### What is asked
In the entries below, find the lines with the word "baseline" and copy them.

(Records from a collection of figures)
>> Start

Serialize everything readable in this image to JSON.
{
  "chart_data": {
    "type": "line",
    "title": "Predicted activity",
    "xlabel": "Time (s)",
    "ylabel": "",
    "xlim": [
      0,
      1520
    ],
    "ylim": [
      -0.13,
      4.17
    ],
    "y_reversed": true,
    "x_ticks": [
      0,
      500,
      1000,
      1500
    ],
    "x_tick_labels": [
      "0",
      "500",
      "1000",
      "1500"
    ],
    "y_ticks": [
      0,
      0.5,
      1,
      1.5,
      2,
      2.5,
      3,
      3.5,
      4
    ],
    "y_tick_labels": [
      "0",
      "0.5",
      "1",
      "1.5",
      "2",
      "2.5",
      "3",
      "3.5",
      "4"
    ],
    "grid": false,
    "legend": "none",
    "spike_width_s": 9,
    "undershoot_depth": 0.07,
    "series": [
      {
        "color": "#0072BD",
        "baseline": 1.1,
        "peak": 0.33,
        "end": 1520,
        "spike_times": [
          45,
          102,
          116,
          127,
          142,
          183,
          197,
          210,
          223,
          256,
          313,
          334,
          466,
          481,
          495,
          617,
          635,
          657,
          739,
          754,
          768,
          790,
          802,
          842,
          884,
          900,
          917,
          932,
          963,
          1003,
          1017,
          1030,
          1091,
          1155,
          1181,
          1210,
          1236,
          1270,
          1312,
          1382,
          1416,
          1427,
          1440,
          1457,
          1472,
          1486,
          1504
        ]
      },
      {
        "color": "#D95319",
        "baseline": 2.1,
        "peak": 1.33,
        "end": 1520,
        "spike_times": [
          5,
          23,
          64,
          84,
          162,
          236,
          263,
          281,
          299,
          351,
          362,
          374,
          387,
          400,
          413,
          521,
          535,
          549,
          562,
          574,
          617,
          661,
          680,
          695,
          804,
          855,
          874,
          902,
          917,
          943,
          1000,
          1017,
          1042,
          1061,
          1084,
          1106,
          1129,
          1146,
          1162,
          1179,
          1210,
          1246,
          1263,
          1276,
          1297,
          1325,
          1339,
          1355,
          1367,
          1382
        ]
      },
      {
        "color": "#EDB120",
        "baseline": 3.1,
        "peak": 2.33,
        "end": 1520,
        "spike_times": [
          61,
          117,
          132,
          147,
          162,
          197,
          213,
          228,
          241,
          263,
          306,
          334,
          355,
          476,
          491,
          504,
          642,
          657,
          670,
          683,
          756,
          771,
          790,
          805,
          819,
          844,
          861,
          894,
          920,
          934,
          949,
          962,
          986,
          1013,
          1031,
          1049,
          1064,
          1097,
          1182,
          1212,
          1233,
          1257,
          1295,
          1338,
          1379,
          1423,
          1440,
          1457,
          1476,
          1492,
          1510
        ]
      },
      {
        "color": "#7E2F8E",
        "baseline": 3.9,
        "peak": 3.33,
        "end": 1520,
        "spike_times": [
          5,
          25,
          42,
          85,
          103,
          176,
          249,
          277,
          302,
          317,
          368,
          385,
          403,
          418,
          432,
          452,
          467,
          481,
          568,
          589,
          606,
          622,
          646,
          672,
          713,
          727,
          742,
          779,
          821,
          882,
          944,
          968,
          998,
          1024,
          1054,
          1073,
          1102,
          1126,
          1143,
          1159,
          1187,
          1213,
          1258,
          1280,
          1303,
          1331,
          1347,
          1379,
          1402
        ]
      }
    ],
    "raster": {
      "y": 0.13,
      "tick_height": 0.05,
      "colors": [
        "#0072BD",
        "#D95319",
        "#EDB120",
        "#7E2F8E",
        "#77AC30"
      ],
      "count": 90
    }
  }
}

>> End

### Solution for this problem
        "baseline": 1.1,
        "baseline": 2.1,
        "baseline": 3.1,
        "baseline": 3.9,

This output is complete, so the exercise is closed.